Element position data:
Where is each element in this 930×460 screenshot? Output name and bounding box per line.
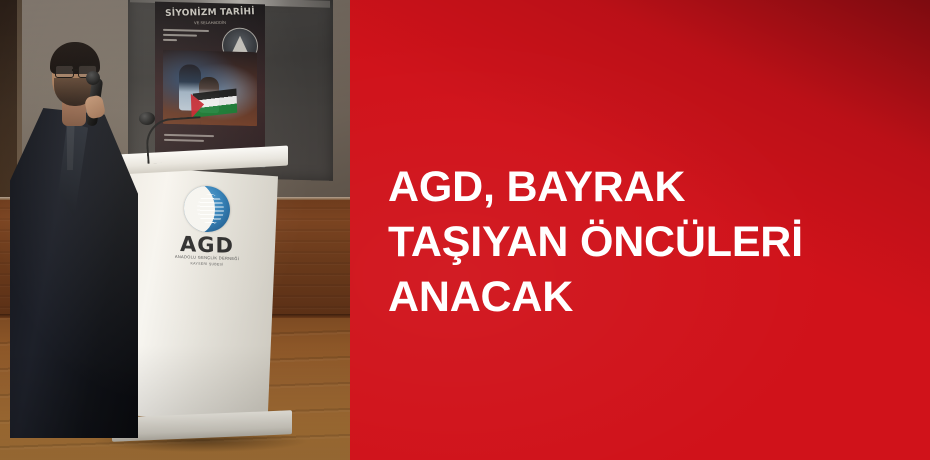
slide-subtitle: VE SELAHADDİN bbox=[159, 19, 261, 25]
slide-bullet-lines bbox=[163, 29, 215, 45]
agd-logo: AGD ANADOLU GENÇLİK DERNEĞİ KAYSERİ ŞUBE… bbox=[168, 185, 246, 269]
gooseneck-microphone-head bbox=[139, 112, 155, 125]
headline-line-1: AGD, BAYRAK bbox=[388, 160, 908, 215]
news-image-card: SİYONİZM TARİHİ VE SELAHADDİN MİLLİ GÖRÜ… bbox=[0, 0, 930, 460]
agd-logo-wordmark: AGD bbox=[168, 234, 246, 257]
eyeglasses-bridge bbox=[72, 69, 79, 71]
palestinian-flag-icon bbox=[193, 89, 237, 118]
slide-title: SİYONİZM TARİHİ bbox=[159, 7, 261, 19]
event-photograph: SİYONİZM TARİHİ VE SELAHADDİN MİLLİ GÖRÜ… bbox=[0, 0, 350, 460]
headline-line-3: ANACAK bbox=[388, 270, 908, 325]
slide-imagery-children-with-flag bbox=[163, 50, 257, 126]
headline-block: AGD, BAYRAK TAŞIYAN ÖNCÜLERİ ANACAK bbox=[388, 160, 908, 325]
headline-line-2: TAŞIYAN ÖNCÜLERİ bbox=[388, 215, 908, 270]
agd-globe-crescent-icon bbox=[184, 185, 230, 233]
eyeglasses-left-lens bbox=[55, 65, 74, 78]
red-headline-panel: AGD, BAYRAK TAŞIYAN ÖNCÜLERİ ANACAK bbox=[350, 0, 930, 460]
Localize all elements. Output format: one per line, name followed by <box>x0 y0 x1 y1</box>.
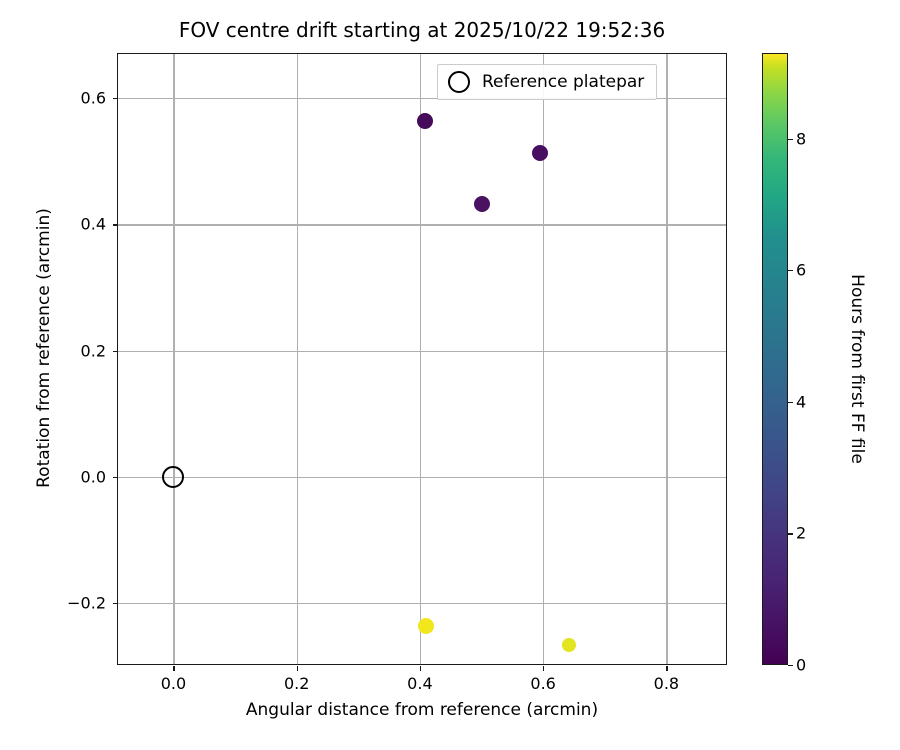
colorbar-tick <box>788 402 793 403</box>
chart-title: FOV centre drift starting at 2025/10/22 … <box>117 18 727 42</box>
y-tick-label: 0.0 <box>81 467 106 486</box>
x-tick-label: 0.4 <box>407 674 432 693</box>
legend-label: Reference platepar <box>482 72 644 92</box>
x-tick-label: 0.6 <box>530 674 555 693</box>
y-gridline <box>118 477 726 478</box>
matplotlib-figure: FOV centre drift starting at 2025/10/22 … <box>0 0 900 750</box>
y-tick <box>113 477 118 478</box>
y-gridline <box>118 603 726 604</box>
x-tick <box>666 666 667 671</box>
reference-platepar-marker-icon <box>448 71 470 93</box>
colorbar-tick-label: 8 <box>796 129 806 148</box>
y-tick-label: 0.2 <box>81 341 106 360</box>
y-tick <box>113 98 118 99</box>
x-gridline <box>666 54 667 664</box>
y-tick <box>113 351 118 352</box>
plot-axes: 0.00.20.40.60.8−0.20.00.20.40.6 <box>117 53 727 665</box>
y-tick <box>113 603 118 604</box>
y-tick-label: −0.2 <box>67 593 106 612</box>
x-tick-label: 0.2 <box>284 674 309 693</box>
y-tick-label: 0.4 <box>81 215 106 234</box>
colorbar-tick <box>788 270 793 271</box>
colorbar-tick-label: 4 <box>796 392 806 411</box>
y-tick <box>113 224 118 225</box>
x-tick <box>297 666 298 671</box>
x-tick <box>543 666 544 671</box>
colorbar-label: Hours from first FF file <box>847 63 867 675</box>
scatter-point <box>474 196 490 212</box>
x-gridline <box>420 54 421 664</box>
colorbar-tick-label: 6 <box>796 261 806 280</box>
y-tick-label: 0.6 <box>81 89 106 108</box>
x-gridline <box>297 54 298 664</box>
colorbar-gradient <box>762 53 788 665</box>
colorbar-tick-label: 0 <box>796 656 806 675</box>
colorbar-tick-label: 2 <box>796 524 806 543</box>
x-tick <box>173 666 174 671</box>
x-tick-label: 0.8 <box>654 674 679 693</box>
x-gridline <box>173 54 174 664</box>
scatter-point <box>418 618 434 634</box>
legend: Reference platepar <box>437 64 657 100</box>
reference-platepar-point <box>162 466 184 488</box>
y-gridline <box>118 224 726 225</box>
scatter-point <box>562 638 576 652</box>
x-tick-label: 0.0 <box>161 674 186 693</box>
y-gridline <box>118 351 726 352</box>
scatter-point <box>532 145 548 161</box>
scatter-point <box>417 113 433 129</box>
x-tick <box>420 666 421 671</box>
colorbar-tick <box>788 665 793 666</box>
y-axis-label: Rotation from reference (arcmin) <box>34 42 54 654</box>
colorbar-tick <box>788 533 793 534</box>
colorbar: 02468 <box>762 53 788 665</box>
colorbar-tick <box>788 139 793 140</box>
x-axis-label: Angular distance from reference (arcmin) <box>117 700 727 720</box>
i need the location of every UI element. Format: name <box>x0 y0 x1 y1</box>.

**Description of the task:**
Copy out every line of the data above word for word, omitting the pictures.

**Result for this task:**
Where is each element in this 930×460 screenshot? Output name and bounding box per line.
slide-subtitle: VE SELAHADDİN bbox=[159, 19, 261, 25]
slide-bullet-lines bbox=[163, 29, 215, 45]
agd-logo: AGD ANADOLU GENÇLİK DERNEĞİ KAYSERİ ŞUBE… bbox=[168, 185, 246, 269]
gooseneck-microphone-head bbox=[139, 112, 155, 125]
headline-line-1: AGD, BAYRAK bbox=[388, 160, 908, 215]
news-image-card: SİYONİZM TARİHİ VE SELAHADDİN MİLLİ GÖRÜ… bbox=[0, 0, 930, 460]
agd-logo-wordmark: AGD bbox=[168, 234, 246, 257]
eyeglasses-bridge bbox=[72, 69, 79, 71]
palestinian-flag-icon bbox=[193, 89, 237, 118]
slide-title: SİYONİZM TARİHİ bbox=[159, 7, 261, 19]
event-photograph: SİYONİZM TARİHİ VE SELAHADDİN MİLLİ GÖRÜ… bbox=[0, 0, 350, 460]
headline-line-3: ANACAK bbox=[388, 270, 908, 325]
slide-imagery-children-with-flag bbox=[163, 50, 257, 126]
headline-block: AGD, BAYRAK TAŞIYAN ÖNCÜLERİ ANACAK bbox=[388, 160, 908, 325]
headline-line-2: TAŞIYAN ÖNCÜLERİ bbox=[388, 215, 908, 270]
agd-globe-crescent-icon bbox=[184, 185, 230, 233]
eyeglasses-left-lens bbox=[55, 65, 74, 78]
red-headline-panel: AGD, BAYRAK TAŞIYAN ÖNCÜLERİ ANACAK bbox=[350, 0, 930, 460]
Localize all elements. Output format: one per line, name followed by <box>x0 y0 x1 y1</box>.
colorbar-tick <box>788 402 793 403</box>
chart-title: FOV centre drift starting at 2025/10/22 … <box>117 18 727 42</box>
y-tick-label: 0.0 <box>81 467 106 486</box>
x-tick-label: 0.4 <box>407 674 432 693</box>
legend-label: Reference platepar <box>482 72 644 92</box>
x-tick-label: 0.6 <box>530 674 555 693</box>
y-gridline <box>118 477 726 478</box>
matplotlib-figure: FOV centre drift starting at 2025/10/22 … <box>0 0 900 750</box>
y-tick <box>113 477 118 478</box>
y-gridline <box>118 603 726 604</box>
x-tick <box>666 666 667 671</box>
reference-platepar-marker-icon <box>448 71 470 93</box>
colorbar-tick-label: 8 <box>796 129 806 148</box>
y-tick-label: 0.2 <box>81 341 106 360</box>
y-tick <box>113 98 118 99</box>
x-gridline <box>666 54 667 664</box>
y-tick <box>113 351 118 352</box>
plot-axes: 0.00.20.40.60.8−0.20.00.20.40.6 <box>117 53 727 665</box>
y-tick <box>113 603 118 604</box>
y-tick-label: −0.2 <box>67 593 106 612</box>
x-tick-label: 0.2 <box>284 674 309 693</box>
y-tick-label: 0.4 <box>81 215 106 234</box>
colorbar-tick <box>788 270 793 271</box>
colorbar-tick-label: 4 <box>796 392 806 411</box>
y-tick <box>113 224 118 225</box>
x-tick <box>297 666 298 671</box>
x-tick <box>543 666 544 671</box>
colorbar-label: Hours from first FF file <box>847 63 867 675</box>
scatter-point <box>474 196 490 212</box>
x-gridline <box>420 54 421 664</box>
colorbar-tick-label: 6 <box>796 261 806 280</box>
y-tick-label: 0.6 <box>81 89 106 108</box>
x-gridline <box>297 54 298 664</box>
colorbar-gradient <box>762 53 788 665</box>
colorbar-tick-label: 0 <box>796 656 806 675</box>
colorbar-tick-label: 2 <box>796 524 806 543</box>
x-tick <box>173 666 174 671</box>
x-tick-label: 0.8 <box>654 674 679 693</box>
x-gridline <box>173 54 174 664</box>
scatter-point <box>418 618 434 634</box>
legend: Reference platepar <box>437 64 657 100</box>
reference-platepar-point <box>162 466 184 488</box>
y-gridline <box>118 224 726 225</box>
scatter-point <box>562 638 576 652</box>
x-tick-label: 0.0 <box>161 674 186 693</box>
y-gridline <box>118 351 726 352</box>
scatter-point <box>532 145 548 161</box>
scatter-point <box>417 113 433 129</box>
x-tick <box>420 666 421 671</box>
colorbar-tick <box>788 665 793 666</box>
y-axis-label: Rotation from reference (arcmin) <box>34 42 54 654</box>
colorbar-tick <box>788 533 793 534</box>
colorbar: 02468 <box>762 53 788 665</box>
colorbar-tick <box>788 139 793 140</box>
x-axis-label: Angular distance from reference (arcmin) <box>117 700 727 720</box>
i need the location of every UI element. Format: name <box>x0 y0 x1 y1</box>.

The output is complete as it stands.